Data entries
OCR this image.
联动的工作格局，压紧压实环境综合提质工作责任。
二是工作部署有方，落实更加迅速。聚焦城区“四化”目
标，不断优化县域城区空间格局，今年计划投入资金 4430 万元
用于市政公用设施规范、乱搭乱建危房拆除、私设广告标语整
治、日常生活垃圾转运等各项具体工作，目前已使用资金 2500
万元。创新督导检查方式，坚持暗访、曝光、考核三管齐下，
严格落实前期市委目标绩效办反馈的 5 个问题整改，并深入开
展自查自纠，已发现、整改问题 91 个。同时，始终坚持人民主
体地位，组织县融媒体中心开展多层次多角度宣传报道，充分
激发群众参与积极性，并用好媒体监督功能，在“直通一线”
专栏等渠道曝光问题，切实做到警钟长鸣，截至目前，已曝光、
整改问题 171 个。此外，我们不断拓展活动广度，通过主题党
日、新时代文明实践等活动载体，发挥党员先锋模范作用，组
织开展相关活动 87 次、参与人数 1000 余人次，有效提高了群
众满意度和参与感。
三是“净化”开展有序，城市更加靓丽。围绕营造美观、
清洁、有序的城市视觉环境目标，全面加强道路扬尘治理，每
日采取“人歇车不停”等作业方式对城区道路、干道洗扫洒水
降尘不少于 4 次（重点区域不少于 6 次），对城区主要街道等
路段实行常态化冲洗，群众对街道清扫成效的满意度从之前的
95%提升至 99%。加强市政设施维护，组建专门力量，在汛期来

— What is being asked —
Reproduce all of the data exactly as given.

— Answer to this task —
OCR this image.
联动的工作格局，压紧压实环境综合提质工作责任。
二是工作部署有方，落实更加迅速。聚焦城区“四化”目
标，不断优化县域城区空间格局，今年计划投入资金 4430 万元
用于市政公用设施规范、乱搭乱建危房拆除、私设广告标语整
治、日常生活垃圾转运等各项具体工作，目前已使用资金 2500
万元。创新督导检查方式，坚持暗访、曝光、考核三管齐下，
严格落实前期市委目标绩效办反馈的 5 个问题整改，并深入开
展自查自纠，已发现、整改问题 91 个。同时，始终坚持人民主
体地位，组织县融媒体中心开展多层次多角度宣传报道，充分
激发群众参与积极性，并用好媒体监督功能，在“直通一线”
专栏等渠道曝光问题，切实做到警钟长鸣，截至目前，已曝光、
整改问题 171 个。此外，我们不断拓展活动广度，通过主题党
日、新时代文明实践等活动载体，发挥党员先锋模范作用，组
织开展相关活动 87 次、参与人数 1000 余人次，有效提高了群
众满意度和参与感。
三是“净化”开展有序，城市更加靓丽。围绕营造美观、
清洁、有序的城市视觉环境目标，全面加强道路扬尘治理，每
日采取“人歇车不停”等作业方式对城区道路、干道洗扫洒水
降尘不少于 4 次（重点区域不少于 6 次），对城区主要街道等
路段实行常态化冲洗，群众对街道清扫成效的满意度从之前的
95%提升至 99%。加强市政设施维护，组建专门力量，在汛期来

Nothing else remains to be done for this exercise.